(Data records)
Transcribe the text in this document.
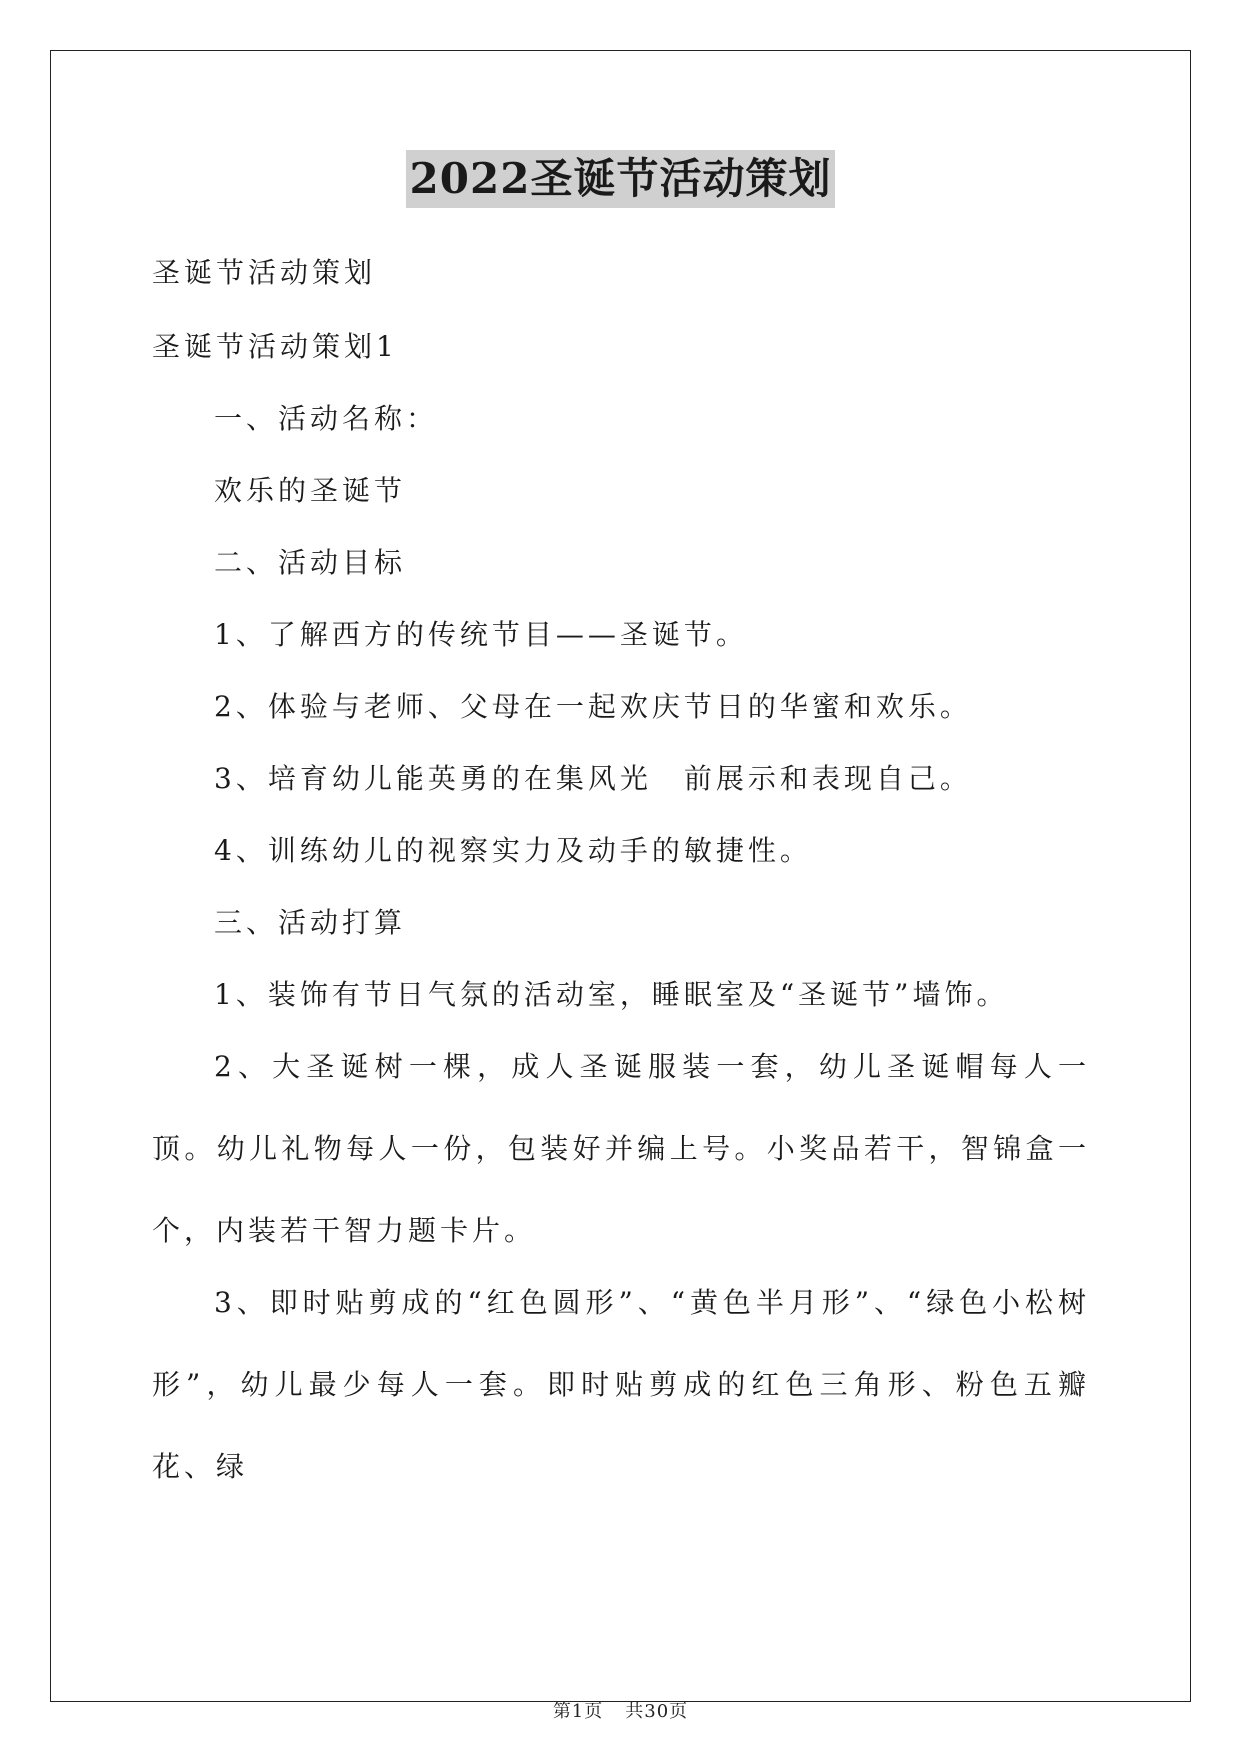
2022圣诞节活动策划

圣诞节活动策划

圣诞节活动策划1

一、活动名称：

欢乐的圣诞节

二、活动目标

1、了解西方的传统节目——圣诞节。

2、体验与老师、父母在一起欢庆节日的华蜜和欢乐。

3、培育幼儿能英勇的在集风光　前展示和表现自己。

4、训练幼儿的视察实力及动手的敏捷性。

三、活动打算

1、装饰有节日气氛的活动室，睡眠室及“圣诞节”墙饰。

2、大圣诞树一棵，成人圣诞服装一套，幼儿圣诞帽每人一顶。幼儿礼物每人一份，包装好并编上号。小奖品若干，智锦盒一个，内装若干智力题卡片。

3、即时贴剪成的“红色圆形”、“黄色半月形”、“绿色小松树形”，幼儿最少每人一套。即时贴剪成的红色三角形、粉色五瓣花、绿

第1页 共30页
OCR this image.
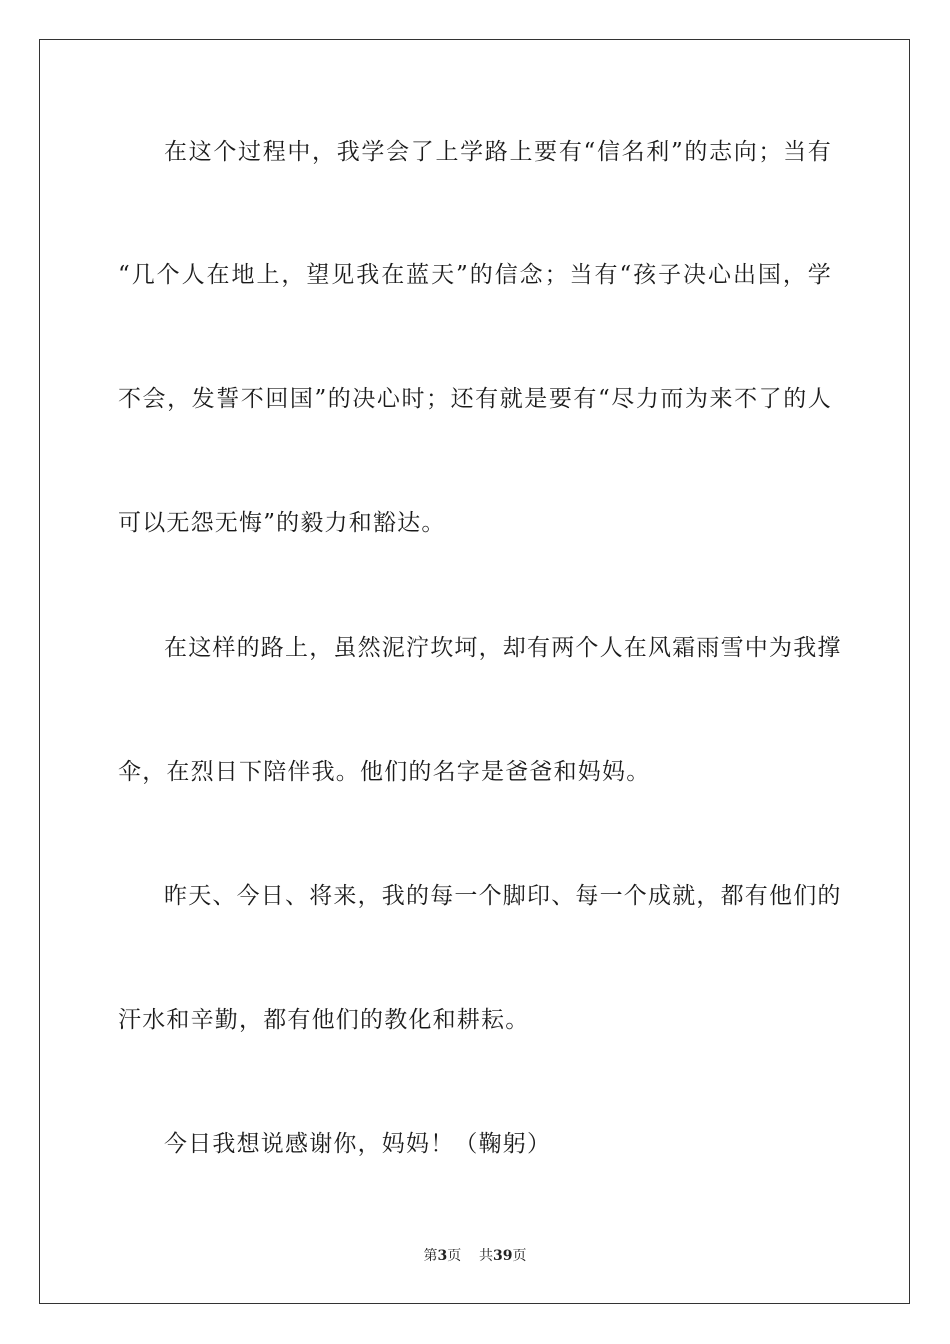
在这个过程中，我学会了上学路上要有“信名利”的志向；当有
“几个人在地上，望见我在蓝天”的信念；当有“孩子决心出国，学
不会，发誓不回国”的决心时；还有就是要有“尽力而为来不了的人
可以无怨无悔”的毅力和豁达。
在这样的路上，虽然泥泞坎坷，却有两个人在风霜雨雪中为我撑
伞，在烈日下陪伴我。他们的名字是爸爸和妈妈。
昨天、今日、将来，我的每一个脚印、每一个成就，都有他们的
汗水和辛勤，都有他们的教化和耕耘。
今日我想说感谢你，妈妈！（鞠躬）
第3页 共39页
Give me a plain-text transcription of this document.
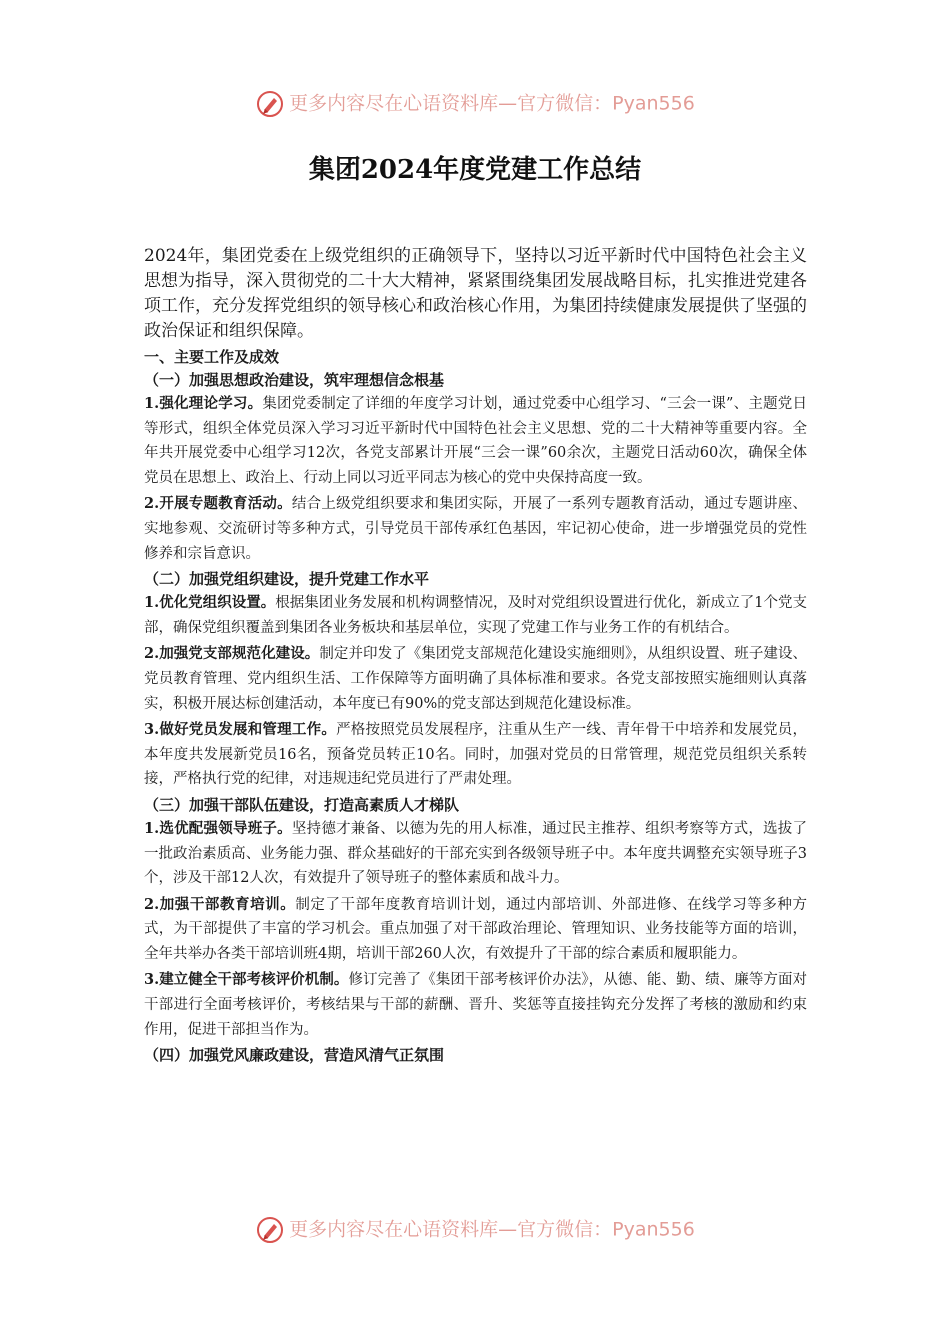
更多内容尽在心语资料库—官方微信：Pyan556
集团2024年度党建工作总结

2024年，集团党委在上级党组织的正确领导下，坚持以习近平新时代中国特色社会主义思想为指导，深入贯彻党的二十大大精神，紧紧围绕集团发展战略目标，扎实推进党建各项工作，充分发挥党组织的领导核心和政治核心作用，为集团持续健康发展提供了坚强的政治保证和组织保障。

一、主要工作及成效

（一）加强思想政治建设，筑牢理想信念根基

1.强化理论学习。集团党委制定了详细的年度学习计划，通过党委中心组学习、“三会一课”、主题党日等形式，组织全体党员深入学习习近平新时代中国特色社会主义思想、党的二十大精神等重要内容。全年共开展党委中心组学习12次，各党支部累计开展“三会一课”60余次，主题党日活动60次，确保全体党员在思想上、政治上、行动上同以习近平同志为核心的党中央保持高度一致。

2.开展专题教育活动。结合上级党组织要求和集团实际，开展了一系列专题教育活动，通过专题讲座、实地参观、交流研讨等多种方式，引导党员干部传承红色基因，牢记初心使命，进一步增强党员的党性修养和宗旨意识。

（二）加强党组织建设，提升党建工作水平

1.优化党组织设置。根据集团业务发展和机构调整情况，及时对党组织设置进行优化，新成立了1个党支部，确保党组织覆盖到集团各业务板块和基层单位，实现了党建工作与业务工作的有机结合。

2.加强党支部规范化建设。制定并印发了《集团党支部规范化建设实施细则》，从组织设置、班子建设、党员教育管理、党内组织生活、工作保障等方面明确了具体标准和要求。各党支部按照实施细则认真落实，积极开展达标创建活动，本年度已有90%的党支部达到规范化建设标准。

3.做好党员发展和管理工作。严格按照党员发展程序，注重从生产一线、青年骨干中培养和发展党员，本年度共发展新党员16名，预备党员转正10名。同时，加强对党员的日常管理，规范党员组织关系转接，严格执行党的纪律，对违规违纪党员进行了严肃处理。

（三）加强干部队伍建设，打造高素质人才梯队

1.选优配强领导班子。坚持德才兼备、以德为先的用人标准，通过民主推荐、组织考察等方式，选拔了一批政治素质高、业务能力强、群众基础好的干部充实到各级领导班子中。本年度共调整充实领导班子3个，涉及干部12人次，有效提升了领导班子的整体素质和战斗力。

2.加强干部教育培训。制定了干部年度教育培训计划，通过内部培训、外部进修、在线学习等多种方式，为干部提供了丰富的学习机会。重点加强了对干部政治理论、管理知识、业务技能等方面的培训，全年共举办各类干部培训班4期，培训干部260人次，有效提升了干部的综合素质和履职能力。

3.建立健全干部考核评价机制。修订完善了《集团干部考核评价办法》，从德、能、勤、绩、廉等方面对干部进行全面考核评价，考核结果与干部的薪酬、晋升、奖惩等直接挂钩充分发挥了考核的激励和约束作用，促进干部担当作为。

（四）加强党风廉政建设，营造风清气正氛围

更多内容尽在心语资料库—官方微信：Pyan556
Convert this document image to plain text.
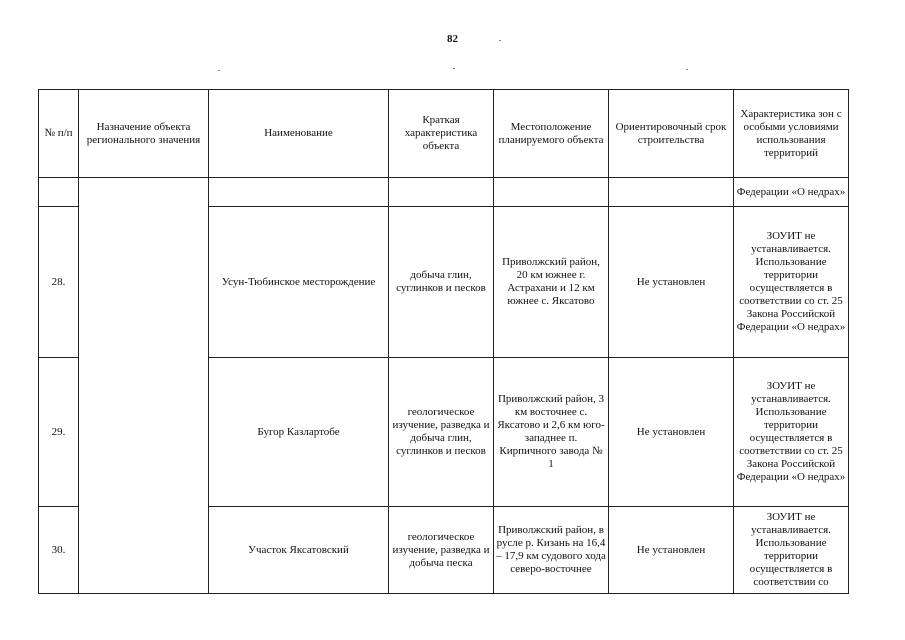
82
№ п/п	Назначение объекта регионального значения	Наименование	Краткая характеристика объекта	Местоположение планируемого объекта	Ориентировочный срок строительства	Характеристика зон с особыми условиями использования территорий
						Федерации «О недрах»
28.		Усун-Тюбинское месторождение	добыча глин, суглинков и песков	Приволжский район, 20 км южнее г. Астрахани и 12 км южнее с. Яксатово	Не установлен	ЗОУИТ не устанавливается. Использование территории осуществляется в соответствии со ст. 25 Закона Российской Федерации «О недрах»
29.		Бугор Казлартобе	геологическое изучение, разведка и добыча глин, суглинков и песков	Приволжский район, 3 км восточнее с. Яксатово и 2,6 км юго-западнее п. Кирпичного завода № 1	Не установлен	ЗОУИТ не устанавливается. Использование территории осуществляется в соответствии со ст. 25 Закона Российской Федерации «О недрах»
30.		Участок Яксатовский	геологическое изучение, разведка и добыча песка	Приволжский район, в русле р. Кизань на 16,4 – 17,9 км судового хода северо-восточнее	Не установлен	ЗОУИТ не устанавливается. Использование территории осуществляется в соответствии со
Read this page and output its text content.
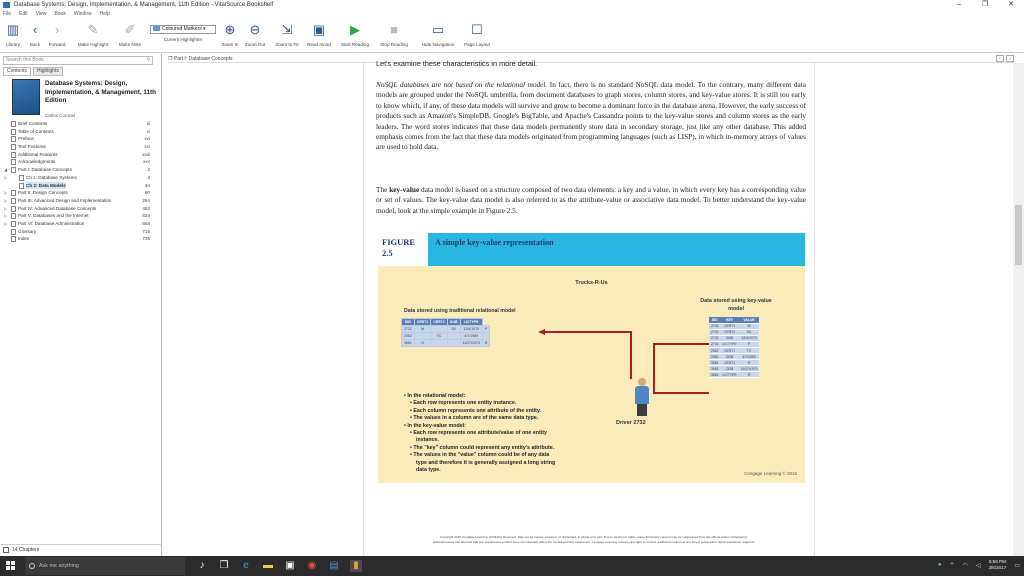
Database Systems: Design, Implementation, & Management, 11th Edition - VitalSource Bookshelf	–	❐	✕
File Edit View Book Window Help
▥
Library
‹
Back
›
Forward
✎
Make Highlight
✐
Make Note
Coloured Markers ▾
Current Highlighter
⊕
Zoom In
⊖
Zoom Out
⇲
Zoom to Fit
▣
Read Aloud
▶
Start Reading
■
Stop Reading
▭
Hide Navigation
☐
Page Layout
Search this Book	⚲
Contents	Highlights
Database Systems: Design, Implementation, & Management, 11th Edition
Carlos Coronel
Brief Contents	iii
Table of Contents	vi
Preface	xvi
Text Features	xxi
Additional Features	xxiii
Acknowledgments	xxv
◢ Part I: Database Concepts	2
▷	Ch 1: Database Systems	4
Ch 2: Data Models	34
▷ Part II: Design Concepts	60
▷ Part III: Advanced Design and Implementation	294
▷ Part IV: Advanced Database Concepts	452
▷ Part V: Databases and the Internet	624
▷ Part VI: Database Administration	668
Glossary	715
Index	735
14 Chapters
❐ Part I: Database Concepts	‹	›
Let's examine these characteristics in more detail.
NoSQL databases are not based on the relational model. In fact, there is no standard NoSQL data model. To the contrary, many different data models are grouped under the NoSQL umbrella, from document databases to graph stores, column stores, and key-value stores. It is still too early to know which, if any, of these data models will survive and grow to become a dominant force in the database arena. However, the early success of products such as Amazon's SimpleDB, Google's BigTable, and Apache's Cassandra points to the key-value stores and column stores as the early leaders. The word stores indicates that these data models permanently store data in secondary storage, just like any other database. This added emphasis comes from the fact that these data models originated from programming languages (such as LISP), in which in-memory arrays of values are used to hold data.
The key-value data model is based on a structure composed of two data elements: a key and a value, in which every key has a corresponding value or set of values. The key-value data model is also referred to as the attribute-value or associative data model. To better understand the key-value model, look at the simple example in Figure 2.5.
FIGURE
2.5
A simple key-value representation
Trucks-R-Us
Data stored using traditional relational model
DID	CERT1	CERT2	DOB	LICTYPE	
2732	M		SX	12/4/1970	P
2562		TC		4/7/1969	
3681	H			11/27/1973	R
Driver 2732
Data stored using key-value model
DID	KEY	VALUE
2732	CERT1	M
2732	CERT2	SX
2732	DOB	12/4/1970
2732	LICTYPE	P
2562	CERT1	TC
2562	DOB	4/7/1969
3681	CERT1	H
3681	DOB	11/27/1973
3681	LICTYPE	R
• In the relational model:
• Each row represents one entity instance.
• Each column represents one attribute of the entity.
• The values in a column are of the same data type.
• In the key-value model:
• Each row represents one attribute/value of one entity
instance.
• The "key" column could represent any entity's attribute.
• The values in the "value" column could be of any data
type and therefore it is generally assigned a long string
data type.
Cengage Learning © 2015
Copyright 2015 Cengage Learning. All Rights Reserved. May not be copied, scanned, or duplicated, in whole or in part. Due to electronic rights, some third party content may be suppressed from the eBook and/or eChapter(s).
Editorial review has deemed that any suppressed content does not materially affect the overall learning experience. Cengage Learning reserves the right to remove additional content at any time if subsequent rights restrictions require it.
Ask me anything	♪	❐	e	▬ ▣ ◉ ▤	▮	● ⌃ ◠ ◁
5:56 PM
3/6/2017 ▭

DIRECTION: Your task is to gather every line with the word "Each" and copy it.

EXERCISE OUTPUT:
• Each row represents one entity instance.
• Each column represents one attribute of the entity.
• Each row represents one attribute/value of one entity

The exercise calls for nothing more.